##### DATA SECTION

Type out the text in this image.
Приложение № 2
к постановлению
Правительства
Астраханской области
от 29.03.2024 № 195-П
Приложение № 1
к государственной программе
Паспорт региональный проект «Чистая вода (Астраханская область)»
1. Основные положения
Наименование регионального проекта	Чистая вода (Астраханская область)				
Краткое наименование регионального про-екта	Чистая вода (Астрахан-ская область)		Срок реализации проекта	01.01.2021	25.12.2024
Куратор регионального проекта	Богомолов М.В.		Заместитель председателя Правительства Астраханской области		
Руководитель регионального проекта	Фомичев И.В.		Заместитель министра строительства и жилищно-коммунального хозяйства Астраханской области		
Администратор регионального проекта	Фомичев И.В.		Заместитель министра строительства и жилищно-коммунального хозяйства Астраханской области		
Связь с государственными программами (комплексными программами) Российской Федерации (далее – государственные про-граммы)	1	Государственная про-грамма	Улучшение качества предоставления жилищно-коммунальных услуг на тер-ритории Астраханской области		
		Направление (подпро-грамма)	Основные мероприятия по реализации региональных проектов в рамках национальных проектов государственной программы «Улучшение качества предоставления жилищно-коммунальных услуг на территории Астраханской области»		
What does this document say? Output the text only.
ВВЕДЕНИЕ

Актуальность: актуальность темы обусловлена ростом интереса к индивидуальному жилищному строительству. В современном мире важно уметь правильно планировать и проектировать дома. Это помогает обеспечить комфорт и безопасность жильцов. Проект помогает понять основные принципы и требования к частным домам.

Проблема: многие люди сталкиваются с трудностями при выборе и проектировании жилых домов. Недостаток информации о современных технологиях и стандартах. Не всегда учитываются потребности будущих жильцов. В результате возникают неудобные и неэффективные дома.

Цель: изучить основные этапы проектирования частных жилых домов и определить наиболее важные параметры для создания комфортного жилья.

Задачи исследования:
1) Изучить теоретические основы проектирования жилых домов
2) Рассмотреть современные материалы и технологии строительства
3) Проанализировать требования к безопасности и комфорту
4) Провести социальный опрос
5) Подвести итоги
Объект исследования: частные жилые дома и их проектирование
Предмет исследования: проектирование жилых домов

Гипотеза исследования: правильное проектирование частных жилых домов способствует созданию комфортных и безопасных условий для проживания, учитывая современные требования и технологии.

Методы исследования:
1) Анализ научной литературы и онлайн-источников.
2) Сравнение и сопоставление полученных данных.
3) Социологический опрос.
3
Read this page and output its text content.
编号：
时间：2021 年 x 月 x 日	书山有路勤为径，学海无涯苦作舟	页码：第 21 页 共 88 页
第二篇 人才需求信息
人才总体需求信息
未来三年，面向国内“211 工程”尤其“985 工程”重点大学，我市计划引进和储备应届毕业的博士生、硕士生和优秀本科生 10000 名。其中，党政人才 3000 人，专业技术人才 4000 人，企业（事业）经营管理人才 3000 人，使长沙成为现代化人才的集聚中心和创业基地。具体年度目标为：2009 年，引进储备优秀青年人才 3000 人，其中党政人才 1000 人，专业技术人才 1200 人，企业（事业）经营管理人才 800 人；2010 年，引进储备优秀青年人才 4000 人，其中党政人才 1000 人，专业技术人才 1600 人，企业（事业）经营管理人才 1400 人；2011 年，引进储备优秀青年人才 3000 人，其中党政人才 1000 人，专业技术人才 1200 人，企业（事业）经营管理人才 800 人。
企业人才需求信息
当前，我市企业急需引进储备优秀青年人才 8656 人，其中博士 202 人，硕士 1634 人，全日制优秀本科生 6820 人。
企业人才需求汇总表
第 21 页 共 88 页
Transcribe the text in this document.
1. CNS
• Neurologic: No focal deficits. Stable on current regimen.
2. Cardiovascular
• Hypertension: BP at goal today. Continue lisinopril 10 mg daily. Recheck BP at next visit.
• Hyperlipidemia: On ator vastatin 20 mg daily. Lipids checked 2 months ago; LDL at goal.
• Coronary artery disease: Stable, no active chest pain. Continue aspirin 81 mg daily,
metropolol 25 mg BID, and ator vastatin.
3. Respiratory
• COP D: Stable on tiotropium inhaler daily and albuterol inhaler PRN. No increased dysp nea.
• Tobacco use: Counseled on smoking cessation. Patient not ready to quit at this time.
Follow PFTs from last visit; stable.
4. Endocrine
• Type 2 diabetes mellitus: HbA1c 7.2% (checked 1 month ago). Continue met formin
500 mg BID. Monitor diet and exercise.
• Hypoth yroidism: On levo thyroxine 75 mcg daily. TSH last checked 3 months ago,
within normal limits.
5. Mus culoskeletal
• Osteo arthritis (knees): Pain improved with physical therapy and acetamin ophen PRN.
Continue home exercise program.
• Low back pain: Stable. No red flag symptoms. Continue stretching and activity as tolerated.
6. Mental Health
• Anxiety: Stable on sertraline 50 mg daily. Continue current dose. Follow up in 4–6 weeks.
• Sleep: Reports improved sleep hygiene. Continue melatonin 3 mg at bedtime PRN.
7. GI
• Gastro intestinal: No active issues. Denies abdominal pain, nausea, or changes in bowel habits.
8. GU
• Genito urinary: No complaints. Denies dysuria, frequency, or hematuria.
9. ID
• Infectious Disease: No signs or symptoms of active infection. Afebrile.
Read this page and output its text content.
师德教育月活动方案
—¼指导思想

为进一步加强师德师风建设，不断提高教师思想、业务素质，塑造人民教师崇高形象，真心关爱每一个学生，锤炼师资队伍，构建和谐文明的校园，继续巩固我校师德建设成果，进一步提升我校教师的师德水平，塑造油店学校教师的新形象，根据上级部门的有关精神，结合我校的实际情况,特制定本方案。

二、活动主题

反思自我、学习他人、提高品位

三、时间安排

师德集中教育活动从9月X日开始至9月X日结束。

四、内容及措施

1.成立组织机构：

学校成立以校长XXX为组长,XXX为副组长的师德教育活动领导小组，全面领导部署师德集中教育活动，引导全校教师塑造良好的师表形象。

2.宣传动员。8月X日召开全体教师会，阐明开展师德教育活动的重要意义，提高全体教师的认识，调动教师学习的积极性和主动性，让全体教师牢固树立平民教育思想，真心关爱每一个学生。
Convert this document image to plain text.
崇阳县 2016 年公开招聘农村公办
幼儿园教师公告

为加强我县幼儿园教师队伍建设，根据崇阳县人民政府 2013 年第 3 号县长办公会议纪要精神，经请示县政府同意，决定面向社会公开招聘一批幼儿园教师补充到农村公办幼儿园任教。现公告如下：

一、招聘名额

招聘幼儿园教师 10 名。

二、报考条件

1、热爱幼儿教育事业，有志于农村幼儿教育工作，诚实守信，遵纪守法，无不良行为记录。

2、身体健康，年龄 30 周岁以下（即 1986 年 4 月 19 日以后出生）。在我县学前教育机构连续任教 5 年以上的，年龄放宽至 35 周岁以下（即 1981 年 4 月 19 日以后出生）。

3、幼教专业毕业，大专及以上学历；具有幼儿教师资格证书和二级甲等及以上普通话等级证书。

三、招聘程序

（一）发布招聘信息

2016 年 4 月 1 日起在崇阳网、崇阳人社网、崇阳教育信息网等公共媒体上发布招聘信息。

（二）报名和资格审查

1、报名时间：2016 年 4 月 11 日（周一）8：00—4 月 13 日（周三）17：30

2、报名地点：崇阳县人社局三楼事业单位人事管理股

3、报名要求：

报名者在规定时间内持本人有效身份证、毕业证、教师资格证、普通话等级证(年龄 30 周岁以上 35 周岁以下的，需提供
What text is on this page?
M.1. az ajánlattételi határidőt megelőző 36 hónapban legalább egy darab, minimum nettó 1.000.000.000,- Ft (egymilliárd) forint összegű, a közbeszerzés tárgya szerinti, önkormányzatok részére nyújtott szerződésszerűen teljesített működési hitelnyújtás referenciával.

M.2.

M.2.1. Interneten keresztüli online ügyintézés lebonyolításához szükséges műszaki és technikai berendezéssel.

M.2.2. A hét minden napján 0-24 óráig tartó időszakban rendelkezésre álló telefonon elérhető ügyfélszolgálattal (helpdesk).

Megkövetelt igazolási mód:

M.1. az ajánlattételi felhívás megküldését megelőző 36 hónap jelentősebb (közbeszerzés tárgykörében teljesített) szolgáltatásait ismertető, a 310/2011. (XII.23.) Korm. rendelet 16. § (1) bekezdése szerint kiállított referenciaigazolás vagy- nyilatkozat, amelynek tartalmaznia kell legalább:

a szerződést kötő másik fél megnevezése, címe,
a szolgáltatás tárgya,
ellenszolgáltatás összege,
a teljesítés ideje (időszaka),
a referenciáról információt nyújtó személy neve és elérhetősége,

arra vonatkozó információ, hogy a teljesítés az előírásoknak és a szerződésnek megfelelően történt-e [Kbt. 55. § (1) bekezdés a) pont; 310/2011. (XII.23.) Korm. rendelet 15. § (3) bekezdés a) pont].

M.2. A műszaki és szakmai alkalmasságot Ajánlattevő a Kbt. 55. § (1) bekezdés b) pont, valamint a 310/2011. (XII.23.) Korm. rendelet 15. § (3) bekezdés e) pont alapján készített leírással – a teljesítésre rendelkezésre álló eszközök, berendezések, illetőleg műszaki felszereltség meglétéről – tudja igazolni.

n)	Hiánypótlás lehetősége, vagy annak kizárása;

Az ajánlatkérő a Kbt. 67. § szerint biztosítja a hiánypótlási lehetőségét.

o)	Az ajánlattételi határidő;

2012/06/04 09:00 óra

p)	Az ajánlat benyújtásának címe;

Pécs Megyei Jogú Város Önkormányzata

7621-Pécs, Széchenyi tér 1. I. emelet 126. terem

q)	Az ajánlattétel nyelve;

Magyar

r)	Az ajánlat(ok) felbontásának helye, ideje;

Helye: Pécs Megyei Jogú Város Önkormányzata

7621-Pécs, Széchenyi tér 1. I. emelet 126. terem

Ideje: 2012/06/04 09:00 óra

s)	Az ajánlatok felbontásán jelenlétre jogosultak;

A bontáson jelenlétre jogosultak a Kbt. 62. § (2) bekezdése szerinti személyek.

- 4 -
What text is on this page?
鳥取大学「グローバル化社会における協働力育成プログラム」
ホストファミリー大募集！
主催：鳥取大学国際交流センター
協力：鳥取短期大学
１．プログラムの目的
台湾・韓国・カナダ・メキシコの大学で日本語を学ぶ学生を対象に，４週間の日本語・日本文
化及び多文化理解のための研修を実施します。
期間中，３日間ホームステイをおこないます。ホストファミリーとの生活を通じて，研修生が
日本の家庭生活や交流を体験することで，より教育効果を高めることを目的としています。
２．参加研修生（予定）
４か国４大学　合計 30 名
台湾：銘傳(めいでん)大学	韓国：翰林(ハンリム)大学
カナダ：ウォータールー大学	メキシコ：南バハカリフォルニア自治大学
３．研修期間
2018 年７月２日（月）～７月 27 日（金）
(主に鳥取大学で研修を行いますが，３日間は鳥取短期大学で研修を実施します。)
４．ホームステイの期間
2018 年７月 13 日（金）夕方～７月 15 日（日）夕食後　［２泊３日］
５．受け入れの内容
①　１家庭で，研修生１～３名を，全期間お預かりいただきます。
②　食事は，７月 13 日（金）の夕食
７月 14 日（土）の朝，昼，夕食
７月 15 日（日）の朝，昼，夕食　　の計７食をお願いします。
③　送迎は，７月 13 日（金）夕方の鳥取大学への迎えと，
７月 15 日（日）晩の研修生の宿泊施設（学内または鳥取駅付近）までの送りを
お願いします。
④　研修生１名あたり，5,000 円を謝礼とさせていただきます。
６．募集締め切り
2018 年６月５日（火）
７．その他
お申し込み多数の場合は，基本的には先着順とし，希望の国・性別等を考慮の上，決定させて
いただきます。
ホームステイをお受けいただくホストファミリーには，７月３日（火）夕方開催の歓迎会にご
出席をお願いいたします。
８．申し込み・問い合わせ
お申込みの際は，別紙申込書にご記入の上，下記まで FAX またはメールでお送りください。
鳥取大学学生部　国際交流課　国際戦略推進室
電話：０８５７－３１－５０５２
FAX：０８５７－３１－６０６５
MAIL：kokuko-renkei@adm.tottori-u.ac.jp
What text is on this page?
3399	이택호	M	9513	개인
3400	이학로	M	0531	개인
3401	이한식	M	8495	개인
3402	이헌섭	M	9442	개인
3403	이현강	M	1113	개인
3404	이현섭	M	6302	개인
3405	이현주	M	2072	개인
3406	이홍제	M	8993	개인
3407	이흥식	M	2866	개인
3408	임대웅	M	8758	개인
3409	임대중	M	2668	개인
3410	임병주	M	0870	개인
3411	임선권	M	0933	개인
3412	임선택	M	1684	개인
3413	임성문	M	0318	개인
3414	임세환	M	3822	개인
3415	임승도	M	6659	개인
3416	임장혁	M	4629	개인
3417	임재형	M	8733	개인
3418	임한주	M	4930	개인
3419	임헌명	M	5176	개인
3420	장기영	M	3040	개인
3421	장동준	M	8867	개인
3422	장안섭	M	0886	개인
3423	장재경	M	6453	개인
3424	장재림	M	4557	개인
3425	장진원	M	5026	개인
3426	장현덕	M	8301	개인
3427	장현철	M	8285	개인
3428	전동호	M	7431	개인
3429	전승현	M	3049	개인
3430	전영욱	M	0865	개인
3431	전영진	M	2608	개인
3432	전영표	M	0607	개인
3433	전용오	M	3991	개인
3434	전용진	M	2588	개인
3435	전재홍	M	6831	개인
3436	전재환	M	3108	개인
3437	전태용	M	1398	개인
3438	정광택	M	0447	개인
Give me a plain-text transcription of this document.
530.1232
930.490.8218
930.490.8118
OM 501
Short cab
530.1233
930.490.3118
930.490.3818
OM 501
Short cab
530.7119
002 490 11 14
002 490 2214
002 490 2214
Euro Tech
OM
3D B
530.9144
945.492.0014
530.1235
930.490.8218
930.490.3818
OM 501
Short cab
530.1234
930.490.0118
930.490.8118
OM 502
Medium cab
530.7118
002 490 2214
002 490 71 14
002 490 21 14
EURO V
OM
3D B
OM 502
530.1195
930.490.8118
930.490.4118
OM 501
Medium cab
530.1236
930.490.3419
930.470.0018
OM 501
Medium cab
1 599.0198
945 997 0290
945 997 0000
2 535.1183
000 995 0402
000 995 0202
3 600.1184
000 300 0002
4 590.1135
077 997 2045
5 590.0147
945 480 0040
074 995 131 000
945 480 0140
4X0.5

##########

WRITTEN REQUEST:
Take every line that includes the string "Megyei" and copy it.

FINAL RESULT:
Pécs Megyei Jogú Város Önkormányzata
Helye: Pécs Megyei Jogú Város Önkormányzata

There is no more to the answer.